[Excerpt from a dataset]
<<<<

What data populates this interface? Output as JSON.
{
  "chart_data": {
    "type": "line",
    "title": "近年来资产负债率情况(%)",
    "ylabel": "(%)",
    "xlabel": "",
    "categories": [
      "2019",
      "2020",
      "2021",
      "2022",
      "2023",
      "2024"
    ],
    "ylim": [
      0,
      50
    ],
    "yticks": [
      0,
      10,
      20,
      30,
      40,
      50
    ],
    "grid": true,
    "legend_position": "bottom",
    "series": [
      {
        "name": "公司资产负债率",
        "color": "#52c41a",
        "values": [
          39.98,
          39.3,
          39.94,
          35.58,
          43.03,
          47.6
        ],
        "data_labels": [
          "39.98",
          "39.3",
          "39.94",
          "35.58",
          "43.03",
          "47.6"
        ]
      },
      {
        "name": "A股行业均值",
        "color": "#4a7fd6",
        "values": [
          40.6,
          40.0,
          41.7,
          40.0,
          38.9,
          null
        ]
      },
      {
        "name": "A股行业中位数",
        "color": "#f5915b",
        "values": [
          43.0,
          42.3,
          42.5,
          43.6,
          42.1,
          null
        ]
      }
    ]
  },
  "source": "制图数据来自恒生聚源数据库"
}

>>>>

GIVEN PROBLEM
Set down all of the records shown above once more, exactly.

ANSWER FOR THIS EXERCISE
What data populates this interface? Output as JSON.
{
  "chart_data": {
    "type": "line",
    "title": "近年来资产负债率情况(%)",
    "ylabel": "(%)",
    "xlabel": "",
    "categories": [
      "2019",
      "2020",
      "2021",
      "2022",
      "2023",
      "2024"
    ],
    "ylim": [
      0,
      50
    ],
    "yticks": [
      0,
      10,
      20,
      30,
      40,
      50
    ],
    "grid": true,
    "legend_position": "bottom",
    "series": [
      {
        "name": "公司资产负债率",
        "color": "#52c41a",
        "values": [
          39.98,
          39.3,
          39.94,
          35.58,
          43.03,
          47.6
        ],
        "data_labels": [
          "39.98",
          "39.3",
          "39.94",
          "35.58",
          "43.03",
          "47.6"
        ]
      },
      {
        "name": "A股行业均值",
        "color": "#4a7fd6",
        "values": [
          40.6,
          40.0,
          41.7,
          40.0,
          38.9,
          null
        ]
      },
      {
        "name": "A股行业中位数",
        "color": "#f5915b",
        "values": [
          43.0,
          42.3,
          42.5,
          43.6,
          42.1,
          null
        ]
      }
    ]
  },
  "source": "制图数据来自恒生聚源数据库"
}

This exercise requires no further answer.